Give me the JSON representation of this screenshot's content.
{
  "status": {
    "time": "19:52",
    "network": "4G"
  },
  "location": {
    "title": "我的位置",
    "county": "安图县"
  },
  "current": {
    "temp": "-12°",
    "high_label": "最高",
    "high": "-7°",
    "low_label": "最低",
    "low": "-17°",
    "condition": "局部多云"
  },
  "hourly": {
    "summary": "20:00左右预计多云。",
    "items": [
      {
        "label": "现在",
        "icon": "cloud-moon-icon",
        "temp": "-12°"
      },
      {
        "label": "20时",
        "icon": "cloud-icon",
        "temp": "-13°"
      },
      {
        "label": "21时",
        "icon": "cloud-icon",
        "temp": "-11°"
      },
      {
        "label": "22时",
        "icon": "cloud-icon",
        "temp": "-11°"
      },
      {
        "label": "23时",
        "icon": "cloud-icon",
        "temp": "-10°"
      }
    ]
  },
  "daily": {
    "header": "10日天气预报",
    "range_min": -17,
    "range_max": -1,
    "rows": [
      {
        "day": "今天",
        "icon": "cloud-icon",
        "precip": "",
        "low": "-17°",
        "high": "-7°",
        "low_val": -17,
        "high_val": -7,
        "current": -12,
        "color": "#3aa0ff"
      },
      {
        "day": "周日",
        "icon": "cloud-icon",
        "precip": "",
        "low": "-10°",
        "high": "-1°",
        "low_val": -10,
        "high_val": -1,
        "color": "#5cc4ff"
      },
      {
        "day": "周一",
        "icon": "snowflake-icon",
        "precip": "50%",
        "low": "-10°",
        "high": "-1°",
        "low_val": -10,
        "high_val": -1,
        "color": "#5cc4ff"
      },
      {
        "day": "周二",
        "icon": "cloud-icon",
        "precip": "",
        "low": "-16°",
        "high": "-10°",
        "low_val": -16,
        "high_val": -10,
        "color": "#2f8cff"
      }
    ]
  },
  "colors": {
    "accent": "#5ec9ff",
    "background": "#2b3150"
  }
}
+---+
*Your objective*
Pick out, from the lines above, every one that contains the string "temp".

*Written answer*
    "temp": "-12°",
        "temp": "-12°"
        "temp": "-13°"
        "temp": "-11°"
        "temp": "-11°"
        "temp": "-10°"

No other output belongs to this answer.